## WHAT YOU HAVE TO DO
Note how many lines hold "current" and report that number by itself.

(Records from a data source)
------------------------------------
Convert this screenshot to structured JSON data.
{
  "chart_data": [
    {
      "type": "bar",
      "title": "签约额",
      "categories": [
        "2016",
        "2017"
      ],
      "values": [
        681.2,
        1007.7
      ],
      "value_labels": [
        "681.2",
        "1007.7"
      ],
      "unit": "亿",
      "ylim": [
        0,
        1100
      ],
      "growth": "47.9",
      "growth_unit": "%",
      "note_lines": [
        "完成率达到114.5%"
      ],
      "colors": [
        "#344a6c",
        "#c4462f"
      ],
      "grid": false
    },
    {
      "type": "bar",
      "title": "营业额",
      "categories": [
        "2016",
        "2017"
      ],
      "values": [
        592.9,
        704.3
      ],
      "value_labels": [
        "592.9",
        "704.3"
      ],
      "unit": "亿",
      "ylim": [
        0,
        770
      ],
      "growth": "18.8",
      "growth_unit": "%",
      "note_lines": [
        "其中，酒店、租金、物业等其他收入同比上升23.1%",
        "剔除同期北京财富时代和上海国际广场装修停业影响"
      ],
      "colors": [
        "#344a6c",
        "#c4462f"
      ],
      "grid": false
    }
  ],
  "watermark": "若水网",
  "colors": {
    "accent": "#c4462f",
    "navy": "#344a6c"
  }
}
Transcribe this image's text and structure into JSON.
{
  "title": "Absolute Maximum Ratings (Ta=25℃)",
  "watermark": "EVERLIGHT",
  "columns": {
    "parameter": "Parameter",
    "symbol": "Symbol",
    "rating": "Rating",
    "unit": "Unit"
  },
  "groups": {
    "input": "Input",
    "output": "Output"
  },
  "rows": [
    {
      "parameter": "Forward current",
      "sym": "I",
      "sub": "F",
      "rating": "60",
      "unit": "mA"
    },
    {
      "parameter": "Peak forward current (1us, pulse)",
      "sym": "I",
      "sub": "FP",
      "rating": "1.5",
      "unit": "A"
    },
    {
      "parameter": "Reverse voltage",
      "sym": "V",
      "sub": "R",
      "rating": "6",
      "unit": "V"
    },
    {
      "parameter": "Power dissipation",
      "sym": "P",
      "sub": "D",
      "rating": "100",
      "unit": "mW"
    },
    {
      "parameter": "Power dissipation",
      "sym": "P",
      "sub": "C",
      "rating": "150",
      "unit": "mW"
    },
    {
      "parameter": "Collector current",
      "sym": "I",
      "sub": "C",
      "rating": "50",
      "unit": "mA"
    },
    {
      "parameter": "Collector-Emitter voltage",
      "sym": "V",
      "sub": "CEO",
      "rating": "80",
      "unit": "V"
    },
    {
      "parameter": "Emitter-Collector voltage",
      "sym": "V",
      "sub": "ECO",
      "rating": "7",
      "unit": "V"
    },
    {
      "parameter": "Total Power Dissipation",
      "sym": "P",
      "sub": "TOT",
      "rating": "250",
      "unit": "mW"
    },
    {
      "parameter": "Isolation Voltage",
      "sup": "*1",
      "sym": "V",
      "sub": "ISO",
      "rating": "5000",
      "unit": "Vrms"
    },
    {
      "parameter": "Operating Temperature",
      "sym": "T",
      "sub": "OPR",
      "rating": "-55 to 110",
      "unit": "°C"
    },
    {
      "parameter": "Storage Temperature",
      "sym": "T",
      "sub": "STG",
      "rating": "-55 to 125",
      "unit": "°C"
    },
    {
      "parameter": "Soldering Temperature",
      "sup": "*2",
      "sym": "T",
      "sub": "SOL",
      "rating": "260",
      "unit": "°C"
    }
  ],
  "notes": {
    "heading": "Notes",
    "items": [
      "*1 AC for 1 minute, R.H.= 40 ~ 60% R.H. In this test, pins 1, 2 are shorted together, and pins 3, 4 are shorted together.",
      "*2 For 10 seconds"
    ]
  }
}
------------------------------------
## ANSWER TO THE EXERCISE
3